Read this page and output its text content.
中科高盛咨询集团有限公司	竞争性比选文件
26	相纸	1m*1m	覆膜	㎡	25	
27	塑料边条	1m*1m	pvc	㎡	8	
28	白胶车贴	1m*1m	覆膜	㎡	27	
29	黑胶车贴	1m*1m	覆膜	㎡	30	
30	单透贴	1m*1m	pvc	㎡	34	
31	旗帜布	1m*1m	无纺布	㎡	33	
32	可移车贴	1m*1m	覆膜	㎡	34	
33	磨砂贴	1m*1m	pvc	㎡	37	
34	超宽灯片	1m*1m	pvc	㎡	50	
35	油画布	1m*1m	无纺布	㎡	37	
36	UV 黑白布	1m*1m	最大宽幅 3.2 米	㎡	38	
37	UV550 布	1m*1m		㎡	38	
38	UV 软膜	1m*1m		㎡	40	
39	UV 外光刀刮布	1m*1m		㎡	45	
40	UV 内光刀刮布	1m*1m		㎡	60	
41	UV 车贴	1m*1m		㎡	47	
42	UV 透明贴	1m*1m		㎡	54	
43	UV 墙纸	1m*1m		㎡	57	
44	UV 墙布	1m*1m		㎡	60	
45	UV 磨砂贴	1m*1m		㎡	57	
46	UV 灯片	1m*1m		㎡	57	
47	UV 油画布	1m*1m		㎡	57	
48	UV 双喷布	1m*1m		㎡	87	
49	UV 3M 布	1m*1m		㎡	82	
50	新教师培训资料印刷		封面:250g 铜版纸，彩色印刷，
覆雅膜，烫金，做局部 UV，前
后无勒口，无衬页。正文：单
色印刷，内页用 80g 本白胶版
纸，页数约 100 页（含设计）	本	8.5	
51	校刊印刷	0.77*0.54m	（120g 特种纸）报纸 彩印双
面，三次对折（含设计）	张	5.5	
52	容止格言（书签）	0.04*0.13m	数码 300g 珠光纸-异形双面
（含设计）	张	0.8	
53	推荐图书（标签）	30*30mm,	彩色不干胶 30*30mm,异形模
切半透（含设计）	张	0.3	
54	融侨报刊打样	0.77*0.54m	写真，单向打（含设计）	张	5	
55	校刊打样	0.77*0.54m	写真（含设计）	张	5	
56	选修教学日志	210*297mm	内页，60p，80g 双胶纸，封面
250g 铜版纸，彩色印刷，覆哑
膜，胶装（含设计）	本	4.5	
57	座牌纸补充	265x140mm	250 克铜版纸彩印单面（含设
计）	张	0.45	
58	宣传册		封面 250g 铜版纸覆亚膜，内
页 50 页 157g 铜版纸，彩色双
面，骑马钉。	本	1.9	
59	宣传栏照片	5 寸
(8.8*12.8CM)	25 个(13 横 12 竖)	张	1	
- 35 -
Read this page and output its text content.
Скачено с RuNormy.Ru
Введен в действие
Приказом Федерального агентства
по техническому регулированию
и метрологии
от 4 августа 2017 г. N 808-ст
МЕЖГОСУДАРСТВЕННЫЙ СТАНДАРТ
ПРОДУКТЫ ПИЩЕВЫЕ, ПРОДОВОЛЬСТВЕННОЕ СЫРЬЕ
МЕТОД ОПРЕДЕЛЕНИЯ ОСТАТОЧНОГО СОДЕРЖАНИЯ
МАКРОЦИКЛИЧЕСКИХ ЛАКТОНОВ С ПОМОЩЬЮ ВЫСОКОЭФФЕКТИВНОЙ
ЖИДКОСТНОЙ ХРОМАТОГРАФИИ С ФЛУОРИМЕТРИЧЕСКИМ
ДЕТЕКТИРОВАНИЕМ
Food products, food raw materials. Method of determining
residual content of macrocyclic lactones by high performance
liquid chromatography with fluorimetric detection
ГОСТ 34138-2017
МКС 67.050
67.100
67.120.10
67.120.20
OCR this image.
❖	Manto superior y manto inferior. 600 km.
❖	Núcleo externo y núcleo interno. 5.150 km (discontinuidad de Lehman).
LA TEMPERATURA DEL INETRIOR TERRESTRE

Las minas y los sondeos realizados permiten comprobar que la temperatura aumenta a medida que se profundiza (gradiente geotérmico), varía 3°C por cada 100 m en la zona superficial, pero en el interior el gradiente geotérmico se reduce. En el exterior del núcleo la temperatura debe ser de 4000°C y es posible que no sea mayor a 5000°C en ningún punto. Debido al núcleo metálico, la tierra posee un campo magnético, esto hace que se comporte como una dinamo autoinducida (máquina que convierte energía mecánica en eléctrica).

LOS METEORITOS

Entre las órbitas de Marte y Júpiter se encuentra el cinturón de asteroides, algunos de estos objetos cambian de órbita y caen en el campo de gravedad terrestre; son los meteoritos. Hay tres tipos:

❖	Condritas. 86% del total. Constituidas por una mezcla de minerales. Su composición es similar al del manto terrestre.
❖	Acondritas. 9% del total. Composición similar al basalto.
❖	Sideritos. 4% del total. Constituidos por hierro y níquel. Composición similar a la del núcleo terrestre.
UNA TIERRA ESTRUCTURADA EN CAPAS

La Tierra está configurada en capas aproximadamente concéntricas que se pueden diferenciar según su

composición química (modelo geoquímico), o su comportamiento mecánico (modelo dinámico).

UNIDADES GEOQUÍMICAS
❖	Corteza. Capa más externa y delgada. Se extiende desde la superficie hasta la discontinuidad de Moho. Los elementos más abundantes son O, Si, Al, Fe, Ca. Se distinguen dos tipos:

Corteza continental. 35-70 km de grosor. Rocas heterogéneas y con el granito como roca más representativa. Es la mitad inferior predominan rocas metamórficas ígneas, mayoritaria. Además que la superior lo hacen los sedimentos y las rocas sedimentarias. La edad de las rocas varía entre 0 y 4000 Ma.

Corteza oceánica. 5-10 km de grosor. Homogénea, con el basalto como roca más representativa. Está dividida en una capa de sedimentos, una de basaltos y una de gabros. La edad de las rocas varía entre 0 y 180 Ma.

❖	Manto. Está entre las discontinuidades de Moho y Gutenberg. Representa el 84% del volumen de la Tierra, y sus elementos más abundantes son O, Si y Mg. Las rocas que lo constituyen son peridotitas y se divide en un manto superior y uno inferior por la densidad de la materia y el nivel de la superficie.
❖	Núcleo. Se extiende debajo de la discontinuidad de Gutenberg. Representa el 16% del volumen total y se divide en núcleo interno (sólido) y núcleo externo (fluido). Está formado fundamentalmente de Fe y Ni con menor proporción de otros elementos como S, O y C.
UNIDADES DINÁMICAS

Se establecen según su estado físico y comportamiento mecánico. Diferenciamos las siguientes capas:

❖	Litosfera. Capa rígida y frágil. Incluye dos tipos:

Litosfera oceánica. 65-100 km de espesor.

※ ※ ※

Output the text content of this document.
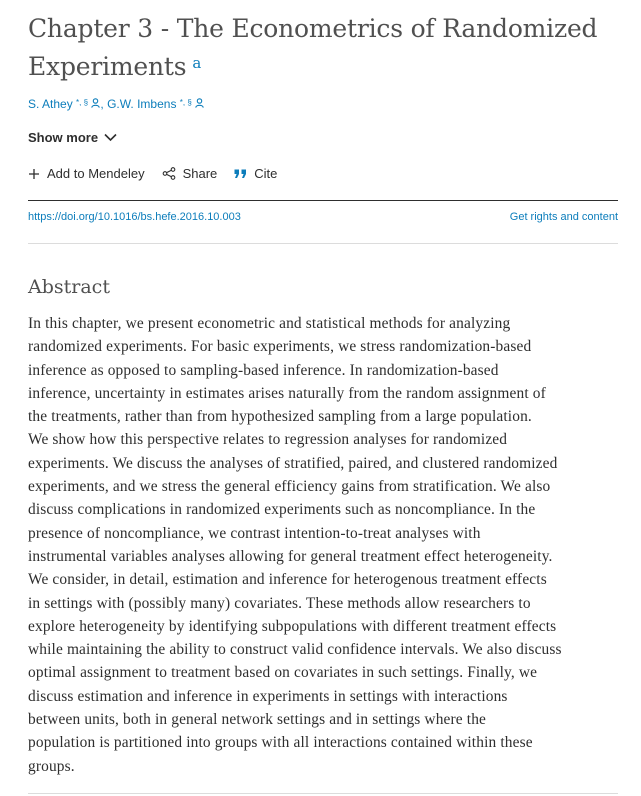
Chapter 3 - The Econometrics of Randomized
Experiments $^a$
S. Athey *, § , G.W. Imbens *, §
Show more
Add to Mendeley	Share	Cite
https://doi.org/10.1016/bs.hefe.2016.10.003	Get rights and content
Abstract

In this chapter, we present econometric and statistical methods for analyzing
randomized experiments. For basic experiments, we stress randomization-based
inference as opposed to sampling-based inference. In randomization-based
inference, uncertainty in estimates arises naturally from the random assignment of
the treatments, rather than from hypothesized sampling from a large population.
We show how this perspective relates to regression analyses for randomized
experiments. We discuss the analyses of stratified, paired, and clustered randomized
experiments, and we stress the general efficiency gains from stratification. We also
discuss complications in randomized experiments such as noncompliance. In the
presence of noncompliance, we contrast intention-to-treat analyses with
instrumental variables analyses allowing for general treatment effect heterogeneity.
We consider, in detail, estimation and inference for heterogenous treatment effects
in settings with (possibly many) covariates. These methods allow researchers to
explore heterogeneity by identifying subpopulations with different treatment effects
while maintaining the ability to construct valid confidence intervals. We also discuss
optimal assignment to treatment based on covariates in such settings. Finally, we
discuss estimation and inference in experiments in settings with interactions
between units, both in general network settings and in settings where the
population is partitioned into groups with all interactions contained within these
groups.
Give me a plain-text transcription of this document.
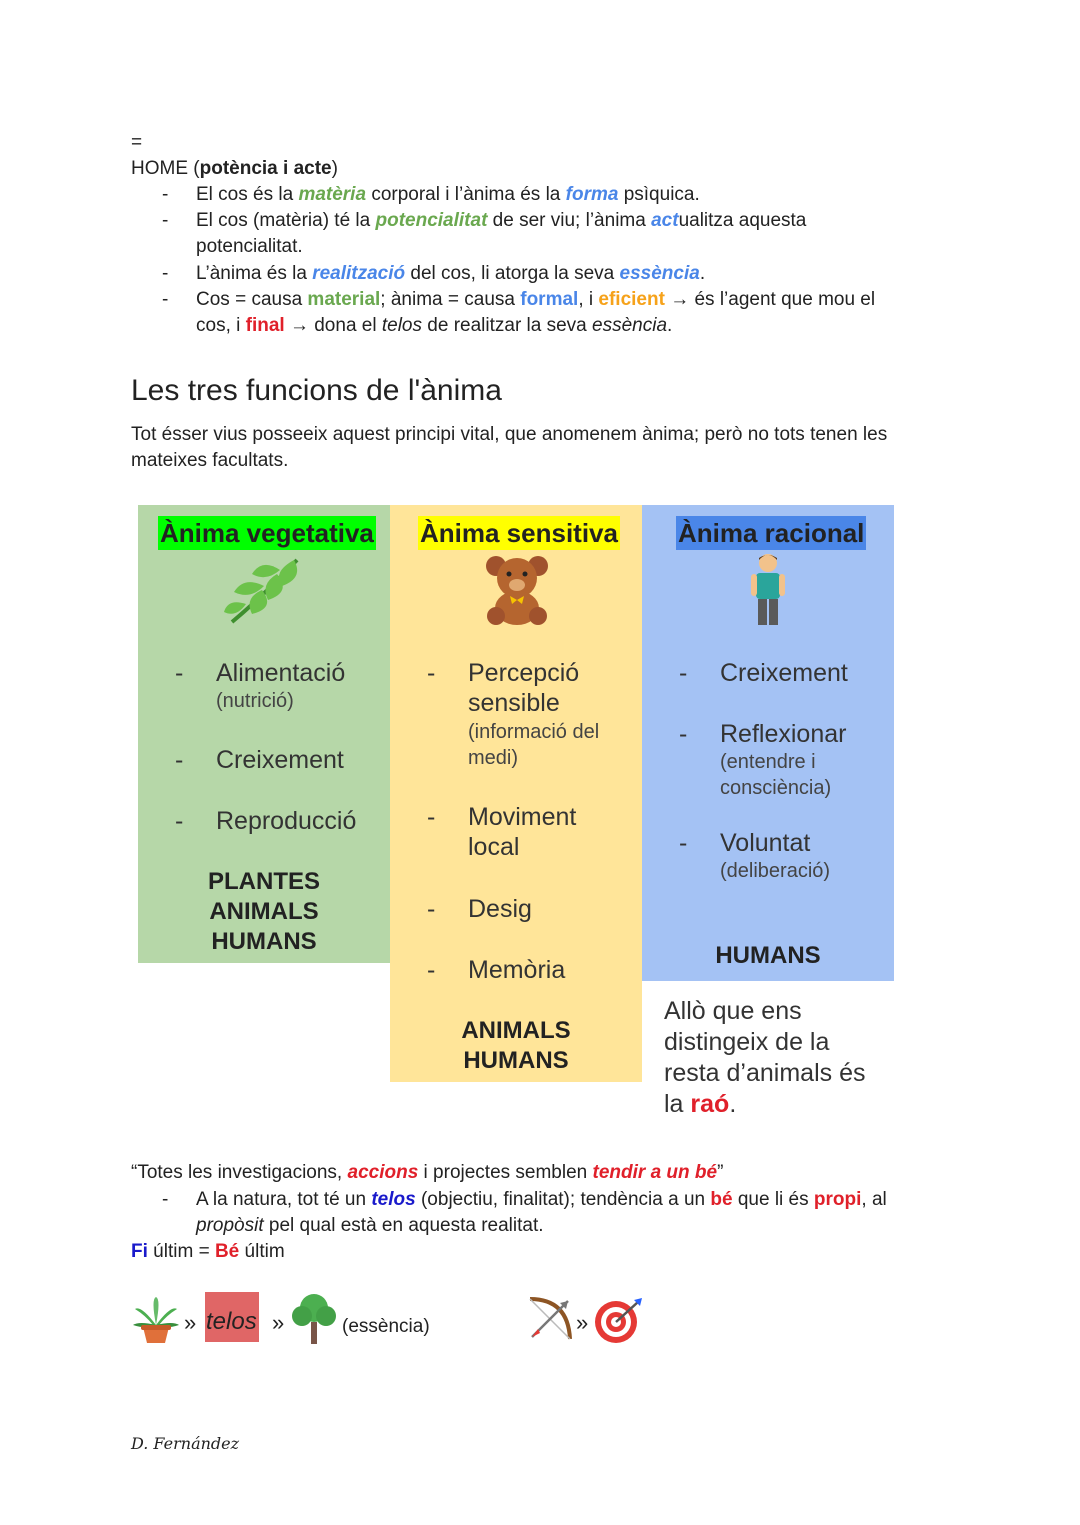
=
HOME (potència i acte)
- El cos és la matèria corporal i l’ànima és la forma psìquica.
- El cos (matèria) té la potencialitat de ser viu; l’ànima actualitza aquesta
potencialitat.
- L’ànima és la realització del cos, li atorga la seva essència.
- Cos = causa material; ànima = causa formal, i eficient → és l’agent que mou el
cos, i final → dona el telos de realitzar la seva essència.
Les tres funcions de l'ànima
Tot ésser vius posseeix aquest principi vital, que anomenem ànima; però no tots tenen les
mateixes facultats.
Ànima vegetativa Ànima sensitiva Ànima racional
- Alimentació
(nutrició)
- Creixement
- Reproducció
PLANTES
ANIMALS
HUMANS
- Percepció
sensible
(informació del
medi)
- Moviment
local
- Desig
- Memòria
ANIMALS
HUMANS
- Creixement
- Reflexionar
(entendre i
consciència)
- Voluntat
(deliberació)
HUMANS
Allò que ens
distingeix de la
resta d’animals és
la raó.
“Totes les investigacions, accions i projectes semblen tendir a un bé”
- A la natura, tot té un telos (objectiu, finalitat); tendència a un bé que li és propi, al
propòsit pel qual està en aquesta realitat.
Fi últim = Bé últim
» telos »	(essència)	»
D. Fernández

※ ※ ※

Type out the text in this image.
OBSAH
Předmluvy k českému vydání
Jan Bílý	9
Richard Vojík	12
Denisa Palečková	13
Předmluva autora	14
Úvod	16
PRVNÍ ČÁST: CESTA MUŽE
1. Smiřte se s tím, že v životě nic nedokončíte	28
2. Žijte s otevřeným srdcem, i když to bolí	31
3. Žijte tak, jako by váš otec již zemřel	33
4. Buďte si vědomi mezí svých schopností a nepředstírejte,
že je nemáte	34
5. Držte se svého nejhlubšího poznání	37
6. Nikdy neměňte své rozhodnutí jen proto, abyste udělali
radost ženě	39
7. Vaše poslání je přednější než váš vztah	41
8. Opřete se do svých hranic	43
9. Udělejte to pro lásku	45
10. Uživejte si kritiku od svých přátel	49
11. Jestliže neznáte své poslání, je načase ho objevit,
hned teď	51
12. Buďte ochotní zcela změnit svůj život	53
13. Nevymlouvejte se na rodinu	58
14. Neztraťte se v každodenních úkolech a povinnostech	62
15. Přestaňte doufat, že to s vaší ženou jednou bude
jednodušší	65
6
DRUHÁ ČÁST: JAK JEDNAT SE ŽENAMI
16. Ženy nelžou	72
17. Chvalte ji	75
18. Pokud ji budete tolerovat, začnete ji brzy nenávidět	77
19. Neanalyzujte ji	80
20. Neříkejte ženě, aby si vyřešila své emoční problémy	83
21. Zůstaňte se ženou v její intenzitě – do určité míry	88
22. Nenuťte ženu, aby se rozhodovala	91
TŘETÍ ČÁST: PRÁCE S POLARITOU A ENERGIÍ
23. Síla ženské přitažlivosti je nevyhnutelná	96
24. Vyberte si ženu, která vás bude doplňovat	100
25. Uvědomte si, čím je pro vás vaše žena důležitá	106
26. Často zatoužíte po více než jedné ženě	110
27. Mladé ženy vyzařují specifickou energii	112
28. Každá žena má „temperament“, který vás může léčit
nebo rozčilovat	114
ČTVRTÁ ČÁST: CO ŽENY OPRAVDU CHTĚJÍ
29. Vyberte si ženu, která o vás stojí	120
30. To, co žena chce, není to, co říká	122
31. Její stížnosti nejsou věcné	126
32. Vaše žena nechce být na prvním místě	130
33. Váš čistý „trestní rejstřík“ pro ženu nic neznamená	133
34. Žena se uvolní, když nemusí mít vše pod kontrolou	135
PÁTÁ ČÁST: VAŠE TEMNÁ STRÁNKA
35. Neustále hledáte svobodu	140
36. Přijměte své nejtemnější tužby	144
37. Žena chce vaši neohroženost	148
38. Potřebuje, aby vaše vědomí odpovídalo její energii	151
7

※ ※ ※

• Exercise goal: Every line in the data that holds "ČÁST" should be copied out.

• Solution to the exercise:
PRVNÍ ČÁST: CESTA MUŽE
DRUHÁ ČÁST: JAK JEDNAT SE ŽENAMI
TŘETÍ ČÁST: PRÁCE S POLARITOU A ENERGIÍ
ČTVRTÁ ČÁST: CO ŽENY OPRAVDU CHTĚJÍ
PÁTÁ ČÁST: VAŠE TEMNÁ STRÁNKA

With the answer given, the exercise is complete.